Data extract:
╔══

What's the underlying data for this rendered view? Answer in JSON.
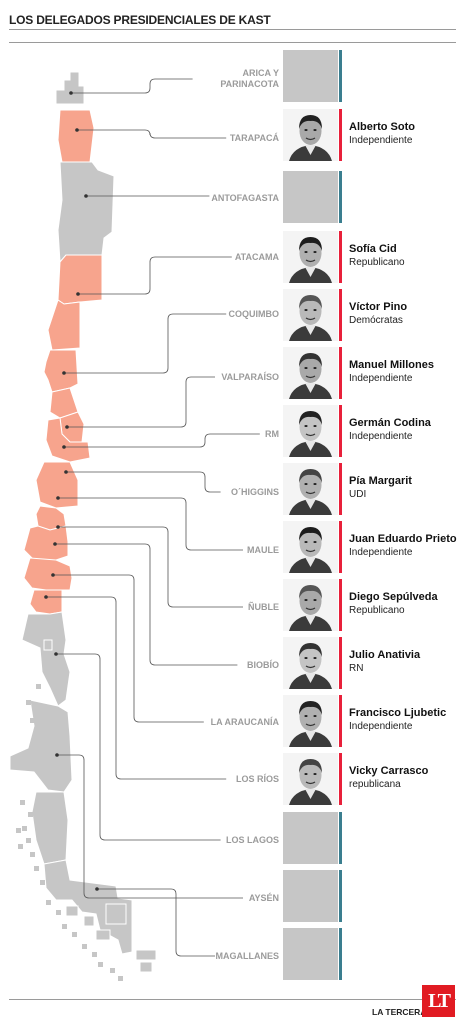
{
  "title": "LOS DELEGADOS PRESIDENCIALES DE KAST",
  "colors": {
    "region_with_delegate": "#f7a48d",
    "region_without_delegate": "#c6c6c6",
    "bar_with_delegate": "#e8203a",
    "bar_without_delegate": "#3a7e8f"
  },
  "regions": [
    {
      "id": "arica",
      "label": "ARICA Y PARINACOTA",
      "label_lines": [
        "ARICA Y",
        "PARINACOTA"
      ],
      "delegate": null
    },
    {
      "id": "tarapaca",
      "label": "TARAPACÁ",
      "delegate": {
        "name": "Alberto Soto",
        "party": "Independiente"
      }
    },
    {
      "id": "antofagasta",
      "label": "ANTOFAGASTA",
      "delegate": null
    },
    {
      "id": "atacama",
      "label": "ATACAMA",
      "delegate": {
        "name": "Sofía Cid",
        "party": "Republicano"
      }
    },
    {
      "id": "coquimbo",
      "label": "COQUIMBO",
      "delegate": {
        "name": "Víctor Pino",
        "party": "Demócratas"
      }
    },
    {
      "id": "valparaiso",
      "label": "VALPARAÍSO",
      "delegate": {
        "name": "Manuel Millones",
        "party": "Independiente"
      }
    },
    {
      "id": "rm",
      "label": "RM",
      "delegate": {
        "name": "Germán Codina",
        "party": "Independiente"
      }
    },
    {
      "id": "ohiggins",
      "label": "O´HIGGINS",
      "delegate": {
        "name": "Pía Margarit",
        "party": "UDI"
      }
    },
    {
      "id": "maule",
      "label": "MAULE",
      "delegate": {
        "name": "Juan Eduardo Prieto",
        "party": "Independiente"
      }
    },
    {
      "id": "nuble",
      "label": "ÑUBLE",
      "delegate": {
        "name": "Diego Sepúlveda",
        "party": "Republicano"
      }
    },
    {
      "id": "biobio",
      "label": "BIOBÍO",
      "delegate": {
        "name": "Julio Anativia",
        "party": "RN"
      }
    },
    {
      "id": "araucania",
      "label": "LA ARAUCANÍA",
      "delegate": {
        "name": "Francisco Ljubetic",
        "party": "Independiente"
      }
    },
    {
      "id": "losrios",
      "label": "LOS RÍOS",
      "delegate": {
        "name": "Vicky Carrasco",
        "party": "republicana"
      }
    },
    {
      "id": "loslagos",
      "label": "LOS LAGOS",
      "delegate": null
    },
    {
      "id": "aysen",
      "label": "AYSÉN",
      "delegate": null
    },
    {
      "id": "magallanes",
      "label": "MAGALLANES",
      "delegate": null
    }
  ],
  "footer": {
    "brand": "LA TERCERA",
    "logo": "LT"
  }
}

╚══

Pull every line containing "name" out of the records.

        "name": "Alberto Soto",
        "name": "Sofía Cid",
        "name": "Víctor Pino",
        "name": "Manuel Millones",
        "name": "Germán Codina",
        "name": "Pía Margarit",
        "name": "Juan Eduardo Prieto",
        "name": "Diego Sepúlveda",
        "name": "Julio Anativia",
        "name": "Francisco Ljubetic",
        "name": "Vicky Carrasco",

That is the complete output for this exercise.